## BEGIN THE DATA
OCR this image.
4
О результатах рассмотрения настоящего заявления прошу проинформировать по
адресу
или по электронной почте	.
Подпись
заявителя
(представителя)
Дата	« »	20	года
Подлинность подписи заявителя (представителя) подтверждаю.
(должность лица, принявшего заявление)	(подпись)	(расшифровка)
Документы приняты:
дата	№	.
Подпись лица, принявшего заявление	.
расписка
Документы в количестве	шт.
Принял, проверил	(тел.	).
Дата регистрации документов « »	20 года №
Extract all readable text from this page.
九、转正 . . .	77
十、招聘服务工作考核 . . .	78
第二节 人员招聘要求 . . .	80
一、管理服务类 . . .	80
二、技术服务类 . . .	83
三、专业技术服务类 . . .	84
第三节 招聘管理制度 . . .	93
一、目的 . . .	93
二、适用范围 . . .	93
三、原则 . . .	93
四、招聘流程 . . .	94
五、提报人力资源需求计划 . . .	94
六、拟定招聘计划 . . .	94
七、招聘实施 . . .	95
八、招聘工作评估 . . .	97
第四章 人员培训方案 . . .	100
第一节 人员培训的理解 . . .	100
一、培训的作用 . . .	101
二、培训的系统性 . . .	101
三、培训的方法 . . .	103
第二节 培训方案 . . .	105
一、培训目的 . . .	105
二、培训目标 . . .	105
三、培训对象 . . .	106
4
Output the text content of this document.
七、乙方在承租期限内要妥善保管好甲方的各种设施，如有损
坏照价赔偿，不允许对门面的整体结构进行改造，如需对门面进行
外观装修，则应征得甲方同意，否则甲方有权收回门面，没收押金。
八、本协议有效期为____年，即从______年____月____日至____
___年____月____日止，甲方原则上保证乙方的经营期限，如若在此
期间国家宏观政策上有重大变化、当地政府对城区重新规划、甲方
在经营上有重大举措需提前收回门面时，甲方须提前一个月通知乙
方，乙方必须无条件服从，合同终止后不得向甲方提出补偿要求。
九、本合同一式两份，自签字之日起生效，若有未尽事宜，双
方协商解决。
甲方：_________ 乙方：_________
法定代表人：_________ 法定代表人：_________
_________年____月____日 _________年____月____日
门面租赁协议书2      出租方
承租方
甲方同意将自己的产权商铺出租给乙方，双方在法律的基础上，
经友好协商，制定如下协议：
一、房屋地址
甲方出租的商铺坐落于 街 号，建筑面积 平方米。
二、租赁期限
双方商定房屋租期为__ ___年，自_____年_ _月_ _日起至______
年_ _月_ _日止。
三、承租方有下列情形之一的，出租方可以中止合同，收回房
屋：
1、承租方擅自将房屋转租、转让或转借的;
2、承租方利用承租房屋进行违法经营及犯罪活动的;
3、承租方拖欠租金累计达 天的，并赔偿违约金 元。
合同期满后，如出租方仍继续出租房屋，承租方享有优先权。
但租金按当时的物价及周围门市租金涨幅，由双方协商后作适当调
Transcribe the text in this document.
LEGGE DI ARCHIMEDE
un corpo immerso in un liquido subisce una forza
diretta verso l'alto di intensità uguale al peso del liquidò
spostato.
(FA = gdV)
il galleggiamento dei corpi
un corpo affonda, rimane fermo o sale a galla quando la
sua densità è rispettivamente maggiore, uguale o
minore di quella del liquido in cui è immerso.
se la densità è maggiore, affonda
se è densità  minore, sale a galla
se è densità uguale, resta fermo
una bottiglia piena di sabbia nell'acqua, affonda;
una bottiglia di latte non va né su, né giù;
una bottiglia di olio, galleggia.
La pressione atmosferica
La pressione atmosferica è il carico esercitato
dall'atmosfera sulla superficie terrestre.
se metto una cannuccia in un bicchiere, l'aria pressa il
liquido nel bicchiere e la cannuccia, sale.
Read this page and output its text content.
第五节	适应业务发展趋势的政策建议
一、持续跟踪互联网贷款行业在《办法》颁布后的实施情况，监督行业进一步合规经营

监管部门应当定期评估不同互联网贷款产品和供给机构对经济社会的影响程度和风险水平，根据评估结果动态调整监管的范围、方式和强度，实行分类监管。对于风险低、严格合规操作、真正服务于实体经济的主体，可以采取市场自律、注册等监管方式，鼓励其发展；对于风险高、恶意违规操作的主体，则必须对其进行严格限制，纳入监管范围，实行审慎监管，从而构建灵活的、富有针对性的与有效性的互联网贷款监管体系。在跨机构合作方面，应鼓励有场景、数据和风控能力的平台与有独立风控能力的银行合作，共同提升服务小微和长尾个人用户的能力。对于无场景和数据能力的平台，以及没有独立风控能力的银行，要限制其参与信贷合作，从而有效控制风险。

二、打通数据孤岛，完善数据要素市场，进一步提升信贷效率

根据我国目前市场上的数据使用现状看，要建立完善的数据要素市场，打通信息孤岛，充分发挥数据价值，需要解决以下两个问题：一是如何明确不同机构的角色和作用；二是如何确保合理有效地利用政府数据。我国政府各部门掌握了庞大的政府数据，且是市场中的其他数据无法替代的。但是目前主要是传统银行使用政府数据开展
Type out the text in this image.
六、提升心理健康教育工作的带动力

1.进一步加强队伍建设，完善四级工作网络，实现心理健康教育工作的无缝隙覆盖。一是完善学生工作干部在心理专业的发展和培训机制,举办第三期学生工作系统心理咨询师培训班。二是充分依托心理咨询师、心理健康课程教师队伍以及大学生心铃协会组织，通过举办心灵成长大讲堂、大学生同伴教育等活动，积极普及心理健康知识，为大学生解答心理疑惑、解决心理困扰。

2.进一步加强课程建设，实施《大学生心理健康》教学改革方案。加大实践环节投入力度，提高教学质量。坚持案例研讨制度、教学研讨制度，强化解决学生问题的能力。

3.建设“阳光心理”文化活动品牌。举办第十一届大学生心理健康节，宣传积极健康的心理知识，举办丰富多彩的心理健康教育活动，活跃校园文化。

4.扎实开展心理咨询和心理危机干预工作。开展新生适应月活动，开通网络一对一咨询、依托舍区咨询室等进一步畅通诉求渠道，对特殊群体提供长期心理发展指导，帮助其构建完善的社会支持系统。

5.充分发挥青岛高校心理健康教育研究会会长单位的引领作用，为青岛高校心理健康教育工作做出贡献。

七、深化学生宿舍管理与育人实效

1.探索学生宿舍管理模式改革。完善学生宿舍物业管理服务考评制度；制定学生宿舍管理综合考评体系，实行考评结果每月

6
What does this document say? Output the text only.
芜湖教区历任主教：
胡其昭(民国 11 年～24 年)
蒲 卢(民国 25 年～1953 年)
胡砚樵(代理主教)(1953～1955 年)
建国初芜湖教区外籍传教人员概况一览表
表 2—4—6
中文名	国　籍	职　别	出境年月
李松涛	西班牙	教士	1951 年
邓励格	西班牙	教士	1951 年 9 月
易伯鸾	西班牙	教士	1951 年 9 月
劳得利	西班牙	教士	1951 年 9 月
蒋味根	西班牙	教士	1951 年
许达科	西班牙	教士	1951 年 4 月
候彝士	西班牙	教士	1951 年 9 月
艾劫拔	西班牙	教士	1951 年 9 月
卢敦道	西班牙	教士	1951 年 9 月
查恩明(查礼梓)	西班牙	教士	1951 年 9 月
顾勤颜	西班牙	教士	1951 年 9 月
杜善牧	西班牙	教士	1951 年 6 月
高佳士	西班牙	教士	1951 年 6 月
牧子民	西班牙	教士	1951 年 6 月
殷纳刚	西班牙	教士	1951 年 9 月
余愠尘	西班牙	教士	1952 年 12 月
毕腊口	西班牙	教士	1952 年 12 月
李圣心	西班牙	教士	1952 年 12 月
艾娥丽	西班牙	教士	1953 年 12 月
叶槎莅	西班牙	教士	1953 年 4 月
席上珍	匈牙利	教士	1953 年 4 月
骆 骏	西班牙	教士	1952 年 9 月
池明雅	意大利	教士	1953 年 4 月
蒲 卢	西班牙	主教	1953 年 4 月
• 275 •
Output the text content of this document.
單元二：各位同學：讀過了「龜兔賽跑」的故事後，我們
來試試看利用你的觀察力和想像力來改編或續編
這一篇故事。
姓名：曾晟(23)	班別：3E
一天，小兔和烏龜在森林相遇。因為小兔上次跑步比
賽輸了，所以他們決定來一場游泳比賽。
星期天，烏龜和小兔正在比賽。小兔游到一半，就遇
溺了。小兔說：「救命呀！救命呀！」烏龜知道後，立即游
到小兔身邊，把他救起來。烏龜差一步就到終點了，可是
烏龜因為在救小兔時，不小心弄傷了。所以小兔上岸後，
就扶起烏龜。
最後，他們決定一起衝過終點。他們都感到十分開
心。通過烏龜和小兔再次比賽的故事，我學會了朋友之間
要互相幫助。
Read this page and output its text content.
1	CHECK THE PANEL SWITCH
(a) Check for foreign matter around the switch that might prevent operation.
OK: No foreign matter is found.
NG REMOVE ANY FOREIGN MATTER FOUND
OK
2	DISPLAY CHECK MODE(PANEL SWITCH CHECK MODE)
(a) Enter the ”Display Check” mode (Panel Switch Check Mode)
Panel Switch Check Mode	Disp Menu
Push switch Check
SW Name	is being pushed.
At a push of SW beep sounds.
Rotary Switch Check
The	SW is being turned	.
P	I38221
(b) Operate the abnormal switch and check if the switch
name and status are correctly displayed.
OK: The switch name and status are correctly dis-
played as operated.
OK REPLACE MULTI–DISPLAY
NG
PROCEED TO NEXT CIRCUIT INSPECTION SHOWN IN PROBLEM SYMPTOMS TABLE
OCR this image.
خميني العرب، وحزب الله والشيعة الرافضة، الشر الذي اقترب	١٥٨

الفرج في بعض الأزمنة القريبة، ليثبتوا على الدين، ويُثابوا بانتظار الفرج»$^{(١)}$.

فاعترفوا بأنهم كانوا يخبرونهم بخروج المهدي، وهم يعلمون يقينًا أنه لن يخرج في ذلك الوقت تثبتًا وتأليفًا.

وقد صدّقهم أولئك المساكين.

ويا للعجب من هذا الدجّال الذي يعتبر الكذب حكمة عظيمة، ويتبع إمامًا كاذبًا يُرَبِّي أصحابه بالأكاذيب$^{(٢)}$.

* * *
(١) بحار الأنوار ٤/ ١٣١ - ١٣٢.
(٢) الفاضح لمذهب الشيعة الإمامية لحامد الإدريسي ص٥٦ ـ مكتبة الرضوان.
## END THE DATA
= TASK TO CARRY OUT =
Look through the lines above and collect those with the word "sale".

= SOLUTION TO THIS PROBLEM =
un corpo affonda, rimane fermo o sale a galla quando la
se è densità  minore, sale a galla
liquido nel bicchiere e la cannuccia, sale.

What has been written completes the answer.